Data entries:
--*--
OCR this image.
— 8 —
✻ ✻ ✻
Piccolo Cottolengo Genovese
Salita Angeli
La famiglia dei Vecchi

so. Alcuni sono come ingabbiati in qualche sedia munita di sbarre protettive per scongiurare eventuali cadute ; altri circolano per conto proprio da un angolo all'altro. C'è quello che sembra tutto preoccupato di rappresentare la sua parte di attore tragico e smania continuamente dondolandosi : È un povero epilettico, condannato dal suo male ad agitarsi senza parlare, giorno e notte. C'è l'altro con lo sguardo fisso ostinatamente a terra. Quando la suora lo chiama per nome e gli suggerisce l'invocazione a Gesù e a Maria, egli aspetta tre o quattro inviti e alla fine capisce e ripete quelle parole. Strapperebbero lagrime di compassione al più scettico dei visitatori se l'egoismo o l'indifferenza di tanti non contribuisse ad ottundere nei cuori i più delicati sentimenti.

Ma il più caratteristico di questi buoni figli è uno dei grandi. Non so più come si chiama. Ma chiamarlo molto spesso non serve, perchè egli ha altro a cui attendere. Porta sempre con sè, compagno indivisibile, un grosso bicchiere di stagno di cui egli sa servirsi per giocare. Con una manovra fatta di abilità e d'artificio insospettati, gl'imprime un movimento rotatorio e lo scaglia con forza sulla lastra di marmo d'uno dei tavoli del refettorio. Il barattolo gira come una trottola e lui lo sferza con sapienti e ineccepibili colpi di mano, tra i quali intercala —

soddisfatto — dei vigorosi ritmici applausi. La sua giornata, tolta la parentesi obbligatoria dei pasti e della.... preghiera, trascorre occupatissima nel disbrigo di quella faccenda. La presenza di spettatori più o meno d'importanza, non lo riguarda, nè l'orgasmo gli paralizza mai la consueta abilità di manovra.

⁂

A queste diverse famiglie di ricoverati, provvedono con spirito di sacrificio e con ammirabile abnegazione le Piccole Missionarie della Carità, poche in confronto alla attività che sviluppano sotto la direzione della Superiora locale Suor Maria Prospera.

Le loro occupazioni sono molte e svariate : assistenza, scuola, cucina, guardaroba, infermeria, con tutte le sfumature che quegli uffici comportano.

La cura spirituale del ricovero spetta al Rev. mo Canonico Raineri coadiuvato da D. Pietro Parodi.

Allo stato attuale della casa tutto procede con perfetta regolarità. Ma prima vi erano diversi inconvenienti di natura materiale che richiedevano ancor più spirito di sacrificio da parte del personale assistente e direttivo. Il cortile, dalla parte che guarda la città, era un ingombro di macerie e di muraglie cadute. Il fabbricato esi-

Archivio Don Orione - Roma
--*--
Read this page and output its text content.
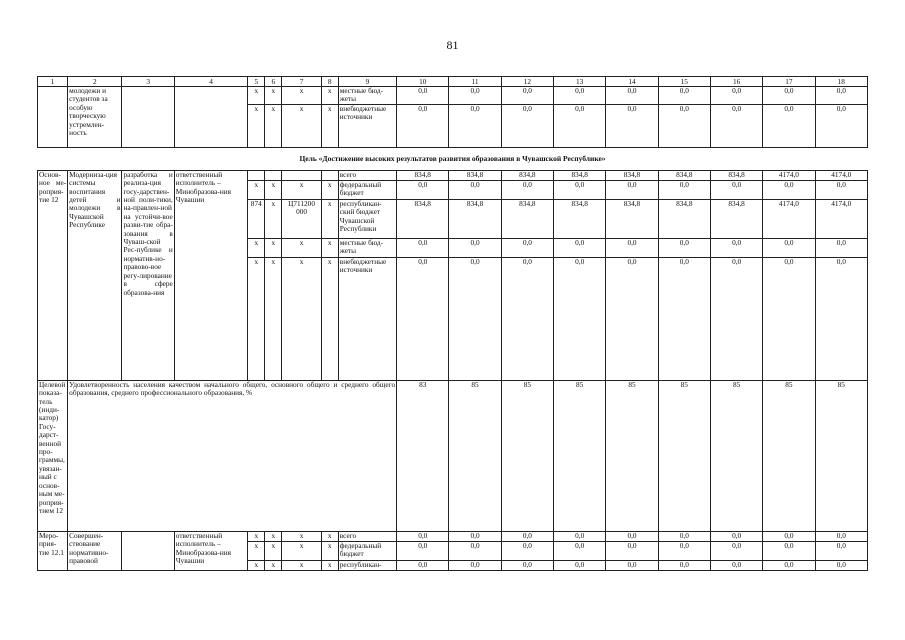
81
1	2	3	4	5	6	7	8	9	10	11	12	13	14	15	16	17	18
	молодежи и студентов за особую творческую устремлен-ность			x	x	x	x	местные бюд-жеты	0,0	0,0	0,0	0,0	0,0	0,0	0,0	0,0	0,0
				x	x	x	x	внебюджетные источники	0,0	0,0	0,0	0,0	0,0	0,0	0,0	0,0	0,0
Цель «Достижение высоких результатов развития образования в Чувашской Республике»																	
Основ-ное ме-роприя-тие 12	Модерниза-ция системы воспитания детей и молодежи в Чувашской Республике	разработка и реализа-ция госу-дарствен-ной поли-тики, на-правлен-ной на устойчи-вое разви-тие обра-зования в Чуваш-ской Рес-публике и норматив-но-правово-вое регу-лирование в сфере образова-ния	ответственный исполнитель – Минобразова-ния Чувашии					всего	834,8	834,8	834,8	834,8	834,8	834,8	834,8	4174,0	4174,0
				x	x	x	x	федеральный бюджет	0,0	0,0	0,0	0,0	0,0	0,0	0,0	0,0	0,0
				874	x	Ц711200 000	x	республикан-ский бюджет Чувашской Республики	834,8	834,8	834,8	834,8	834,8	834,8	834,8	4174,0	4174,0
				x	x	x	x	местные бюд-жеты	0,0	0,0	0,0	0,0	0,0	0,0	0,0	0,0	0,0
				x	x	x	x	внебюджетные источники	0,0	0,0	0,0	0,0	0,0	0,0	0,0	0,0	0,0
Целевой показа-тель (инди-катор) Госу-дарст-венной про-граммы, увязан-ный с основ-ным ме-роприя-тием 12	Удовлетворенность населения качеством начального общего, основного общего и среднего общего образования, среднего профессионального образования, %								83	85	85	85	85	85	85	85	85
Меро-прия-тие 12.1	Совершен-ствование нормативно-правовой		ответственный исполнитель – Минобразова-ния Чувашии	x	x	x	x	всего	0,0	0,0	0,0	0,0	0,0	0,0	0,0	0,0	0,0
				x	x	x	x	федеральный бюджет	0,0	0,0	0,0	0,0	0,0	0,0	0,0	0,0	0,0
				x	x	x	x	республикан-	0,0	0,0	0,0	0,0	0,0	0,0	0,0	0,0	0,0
--*--
Filter the records, keeping only lines that contain "tutto", and show those lines.

so. Alcuni sono come ingabbiati in qualche sedia munita di sbarre protettive per scongiurare eventuali cadute ; altri circolano per conto proprio da un angolo all'altro. C'è quello che sembra tutto preoccupato di rappresentare la sua parte di attore tragico e smania continuamente dondolandosi : È un povero epilettico, condannato dal suo male ad agitarsi senza parlare, giorno e notte. C'è l'altro con lo sguardo fisso ostinatamente a terra. Quando la suora lo chiama per nome e gli suggerisce l'invocazione a Gesù e a Maria, egli aspetta tre o quattro inviti e alla fine capisce e ripete quelle parole. Strapperebbero lagrime di compassione al più scettico dei visitatori se l'egoismo o l'indifferenza di tanti non contribuisse ad ottundere nei cuori i più delicati sentimenti.
Allo stato attuale della casa tutto procede con perfetta regolarità. Ma prima vi erano diversi inconvenienti di natura materiale che richiedevano ancor più spirito di sacrificio da parte del personale assistente e direttivo. Il cortile, dalla parte che guarda la città, era un ingombro di macerie e di muraglie cadute. Il fabbricato esi-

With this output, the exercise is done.